→ REQUIRED WORK
For each line in the data below that holds "Online", return a copy.

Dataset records
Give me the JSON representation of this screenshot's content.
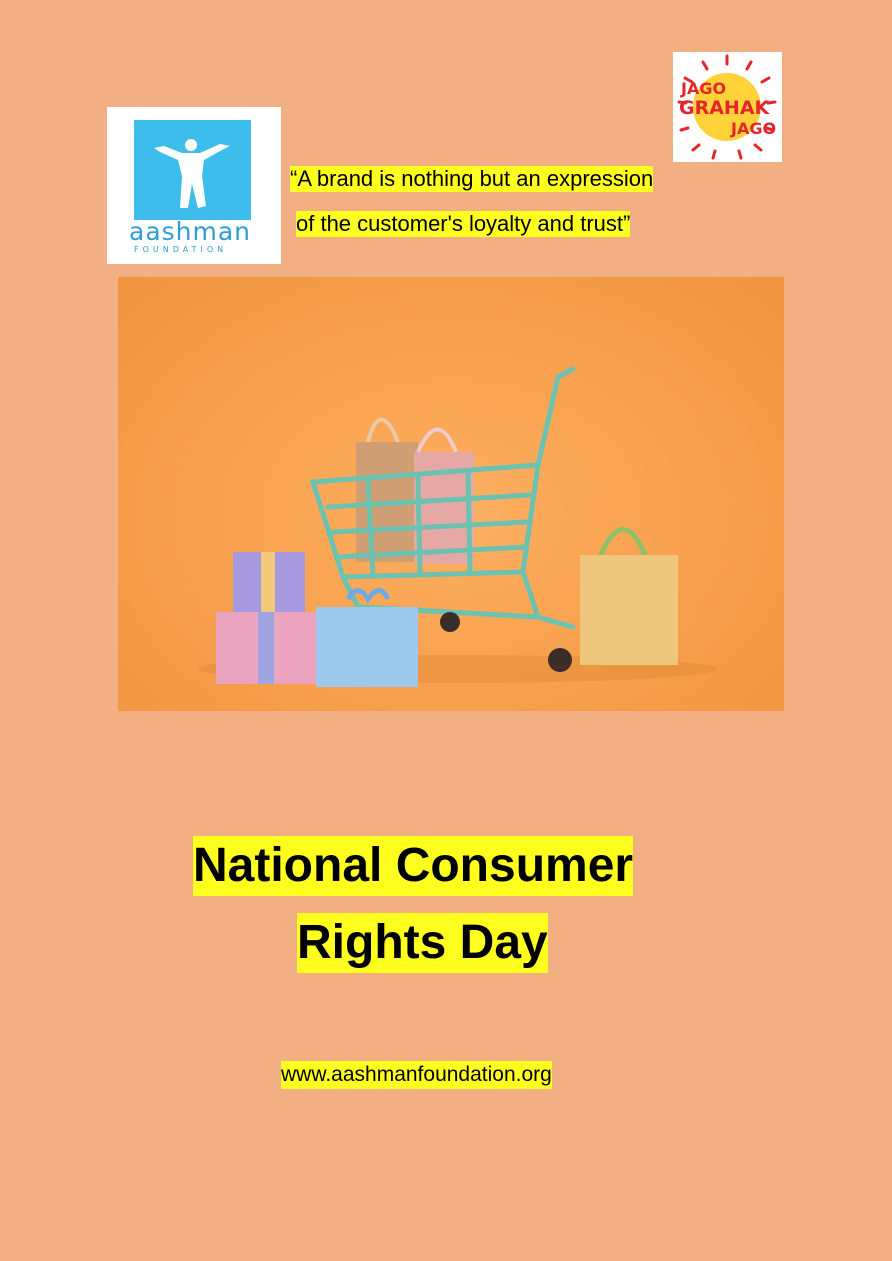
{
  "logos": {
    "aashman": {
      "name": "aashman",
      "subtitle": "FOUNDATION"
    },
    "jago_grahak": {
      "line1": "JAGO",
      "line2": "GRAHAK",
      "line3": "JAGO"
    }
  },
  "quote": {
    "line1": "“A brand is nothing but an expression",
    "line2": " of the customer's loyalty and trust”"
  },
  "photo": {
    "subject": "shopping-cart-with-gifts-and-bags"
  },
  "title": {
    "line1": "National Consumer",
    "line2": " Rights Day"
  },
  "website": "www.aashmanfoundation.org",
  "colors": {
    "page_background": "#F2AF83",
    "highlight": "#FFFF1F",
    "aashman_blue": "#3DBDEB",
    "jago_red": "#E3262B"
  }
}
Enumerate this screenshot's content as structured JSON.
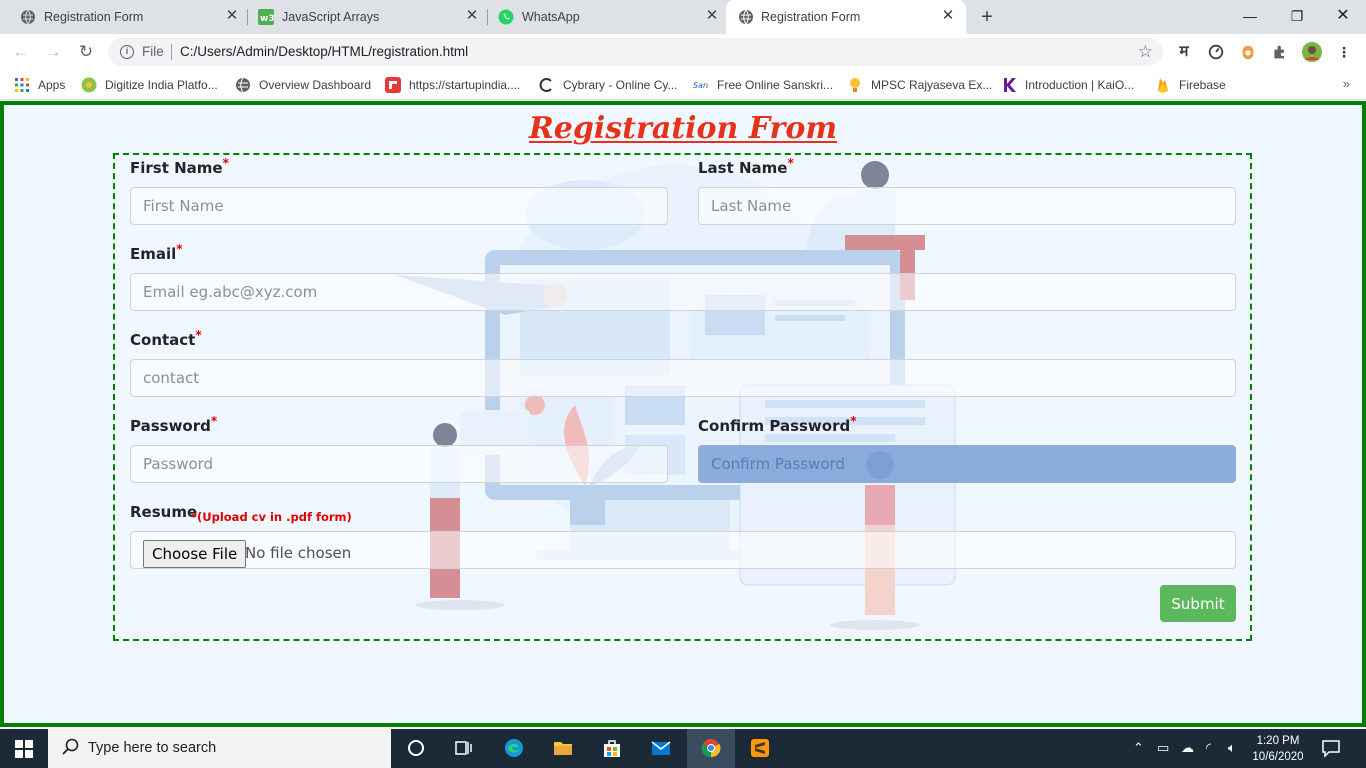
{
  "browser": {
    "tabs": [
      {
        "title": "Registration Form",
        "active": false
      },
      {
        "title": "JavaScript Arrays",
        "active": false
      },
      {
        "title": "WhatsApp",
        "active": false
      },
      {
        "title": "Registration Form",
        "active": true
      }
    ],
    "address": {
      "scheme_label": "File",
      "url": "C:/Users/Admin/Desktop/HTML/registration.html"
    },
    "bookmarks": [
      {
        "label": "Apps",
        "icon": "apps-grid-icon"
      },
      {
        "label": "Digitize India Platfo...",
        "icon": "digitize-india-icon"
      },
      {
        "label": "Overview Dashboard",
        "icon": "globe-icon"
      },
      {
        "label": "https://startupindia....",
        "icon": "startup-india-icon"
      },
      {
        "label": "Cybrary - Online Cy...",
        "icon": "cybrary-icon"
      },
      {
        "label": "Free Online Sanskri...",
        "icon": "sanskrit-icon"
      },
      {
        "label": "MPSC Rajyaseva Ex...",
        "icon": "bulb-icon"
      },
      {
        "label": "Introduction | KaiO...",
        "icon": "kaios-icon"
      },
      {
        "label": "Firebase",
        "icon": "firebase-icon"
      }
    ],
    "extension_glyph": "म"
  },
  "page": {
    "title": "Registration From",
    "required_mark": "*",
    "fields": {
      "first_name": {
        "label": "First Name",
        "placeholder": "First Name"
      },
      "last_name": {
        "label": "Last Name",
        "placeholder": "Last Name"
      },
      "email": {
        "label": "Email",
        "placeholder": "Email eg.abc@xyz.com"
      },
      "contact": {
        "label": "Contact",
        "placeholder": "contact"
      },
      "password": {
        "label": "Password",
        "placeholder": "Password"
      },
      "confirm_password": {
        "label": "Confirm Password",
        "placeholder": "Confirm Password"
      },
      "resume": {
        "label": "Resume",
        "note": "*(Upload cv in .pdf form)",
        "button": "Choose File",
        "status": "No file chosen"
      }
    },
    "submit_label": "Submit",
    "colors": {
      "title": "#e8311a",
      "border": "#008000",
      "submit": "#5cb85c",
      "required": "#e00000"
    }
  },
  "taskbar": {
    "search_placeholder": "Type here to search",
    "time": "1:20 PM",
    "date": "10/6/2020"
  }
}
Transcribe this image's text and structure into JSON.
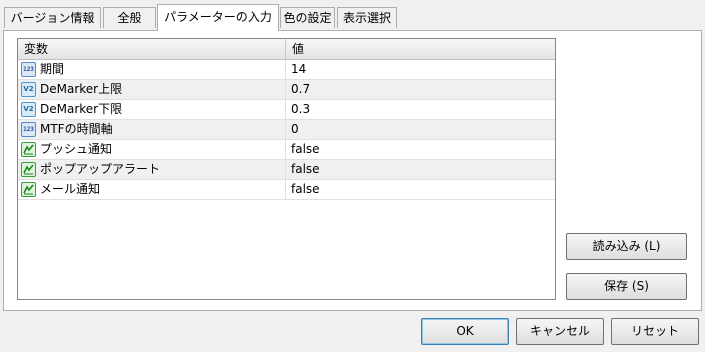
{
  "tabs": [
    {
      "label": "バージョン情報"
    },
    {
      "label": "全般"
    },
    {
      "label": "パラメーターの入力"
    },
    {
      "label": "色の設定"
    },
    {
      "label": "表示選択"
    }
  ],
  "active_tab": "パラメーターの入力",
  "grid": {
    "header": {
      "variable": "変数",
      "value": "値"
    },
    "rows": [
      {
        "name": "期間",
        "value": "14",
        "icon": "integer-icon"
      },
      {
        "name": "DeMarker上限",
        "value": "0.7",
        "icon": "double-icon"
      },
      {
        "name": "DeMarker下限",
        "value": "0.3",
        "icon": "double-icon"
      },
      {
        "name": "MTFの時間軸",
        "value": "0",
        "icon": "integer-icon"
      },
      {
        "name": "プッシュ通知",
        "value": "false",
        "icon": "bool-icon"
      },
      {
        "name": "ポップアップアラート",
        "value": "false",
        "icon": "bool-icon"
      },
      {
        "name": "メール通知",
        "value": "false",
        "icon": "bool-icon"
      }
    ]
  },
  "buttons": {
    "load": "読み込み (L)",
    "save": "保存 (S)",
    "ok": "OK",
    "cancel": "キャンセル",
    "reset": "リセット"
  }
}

→ EXERCISE ANSWER
        "label": "Cybrary - Online Cy...",
        "label": "Free Online Sanskri...",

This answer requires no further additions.